* Start Data entries *

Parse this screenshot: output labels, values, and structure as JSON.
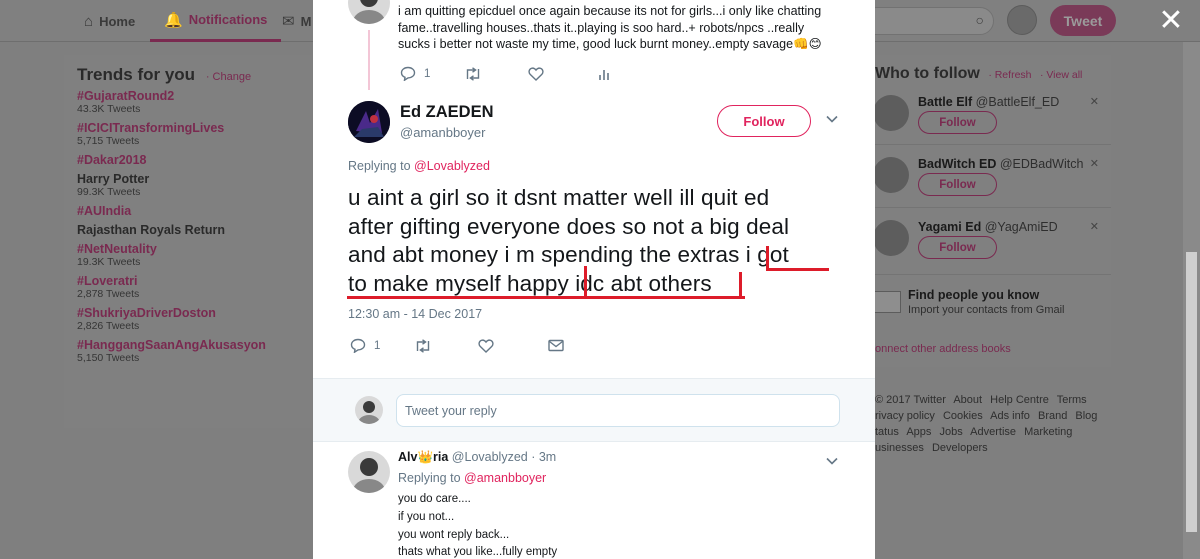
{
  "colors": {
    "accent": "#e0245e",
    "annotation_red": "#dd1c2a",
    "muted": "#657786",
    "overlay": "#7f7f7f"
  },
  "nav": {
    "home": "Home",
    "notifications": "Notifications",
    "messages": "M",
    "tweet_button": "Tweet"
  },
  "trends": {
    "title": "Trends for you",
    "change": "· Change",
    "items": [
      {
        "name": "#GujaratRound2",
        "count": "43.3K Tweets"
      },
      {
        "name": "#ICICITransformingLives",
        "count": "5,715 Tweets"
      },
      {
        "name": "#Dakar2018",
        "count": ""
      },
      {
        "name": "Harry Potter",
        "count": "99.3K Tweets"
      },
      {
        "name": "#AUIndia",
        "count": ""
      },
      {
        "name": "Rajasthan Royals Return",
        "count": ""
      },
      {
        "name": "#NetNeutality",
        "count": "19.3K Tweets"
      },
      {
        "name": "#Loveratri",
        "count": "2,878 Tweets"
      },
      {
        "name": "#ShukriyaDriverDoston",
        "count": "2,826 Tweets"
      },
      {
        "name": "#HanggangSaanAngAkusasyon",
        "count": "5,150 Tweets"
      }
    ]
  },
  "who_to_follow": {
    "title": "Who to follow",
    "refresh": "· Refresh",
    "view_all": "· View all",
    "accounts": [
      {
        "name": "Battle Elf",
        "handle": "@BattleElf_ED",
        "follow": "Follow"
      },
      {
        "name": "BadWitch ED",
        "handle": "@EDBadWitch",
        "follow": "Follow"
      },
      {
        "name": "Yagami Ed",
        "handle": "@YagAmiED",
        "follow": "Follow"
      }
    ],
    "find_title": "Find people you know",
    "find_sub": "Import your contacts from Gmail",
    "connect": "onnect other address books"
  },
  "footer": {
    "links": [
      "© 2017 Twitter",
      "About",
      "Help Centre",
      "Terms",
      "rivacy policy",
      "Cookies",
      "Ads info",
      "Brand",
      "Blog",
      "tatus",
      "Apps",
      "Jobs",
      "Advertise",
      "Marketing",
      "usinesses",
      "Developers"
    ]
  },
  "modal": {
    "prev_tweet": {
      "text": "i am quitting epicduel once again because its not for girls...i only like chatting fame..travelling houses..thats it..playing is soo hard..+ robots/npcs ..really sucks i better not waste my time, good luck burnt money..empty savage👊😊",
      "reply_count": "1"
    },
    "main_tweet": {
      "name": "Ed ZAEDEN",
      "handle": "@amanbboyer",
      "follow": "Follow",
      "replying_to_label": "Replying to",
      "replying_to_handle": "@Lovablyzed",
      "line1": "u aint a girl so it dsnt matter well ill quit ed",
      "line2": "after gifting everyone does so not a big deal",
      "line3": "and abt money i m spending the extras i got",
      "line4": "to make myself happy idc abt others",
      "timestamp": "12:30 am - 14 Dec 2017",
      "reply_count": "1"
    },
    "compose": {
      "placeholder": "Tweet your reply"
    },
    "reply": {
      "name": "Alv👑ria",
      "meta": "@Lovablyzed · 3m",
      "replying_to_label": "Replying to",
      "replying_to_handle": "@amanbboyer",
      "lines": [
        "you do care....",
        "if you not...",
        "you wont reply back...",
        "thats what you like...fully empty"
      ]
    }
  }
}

* End Data entries *

What is being asked: Report the count of lines in the entries that contain the string "Lovablyzed", and nothing besides it.

Answer to this problem: 2